» TASK TO CARRY OUT
Write out all the data again, exactly as it stands.

» MATERIAL SUPPLIED
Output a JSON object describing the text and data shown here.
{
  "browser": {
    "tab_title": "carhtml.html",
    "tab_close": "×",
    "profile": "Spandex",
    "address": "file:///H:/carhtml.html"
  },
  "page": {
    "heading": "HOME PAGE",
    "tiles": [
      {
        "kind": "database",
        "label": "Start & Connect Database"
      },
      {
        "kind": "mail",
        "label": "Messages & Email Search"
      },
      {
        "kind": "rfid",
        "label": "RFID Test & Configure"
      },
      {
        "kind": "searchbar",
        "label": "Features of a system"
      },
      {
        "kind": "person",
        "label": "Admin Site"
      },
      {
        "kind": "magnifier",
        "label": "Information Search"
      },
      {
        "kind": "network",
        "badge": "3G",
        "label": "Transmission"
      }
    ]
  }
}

» RESULT FOR THIS EXERCISE
Output a JSON object describing the text and data shown here.
{
  "browser": {
    "tab_title": "carhtml.html",
    "tab_close": "×",
    "profile": "Spandex",
    "address": "file:///H:/carhtml.html"
  },
  "page": {
    "heading": "HOME PAGE",
    "tiles": [
      {
        "kind": "database",
        "label": "Start & Connect Database"
      },
      {
        "kind": "mail",
        "label": "Messages & Email Search"
      },
      {
        "kind": "rfid",
        "label": "RFID Test & Configure"
      },
      {
        "kind": "searchbar",
        "label": "Features of a system"
      },
      {
        "kind": "person",
        "label": "Admin Site"
      },
      {
        "kind": "magnifier",
        "label": "Information Search"
      },
      {
        "kind": "network",
        "badge": "3G",
        "label": "Transmission"
      }
    ]
  }
}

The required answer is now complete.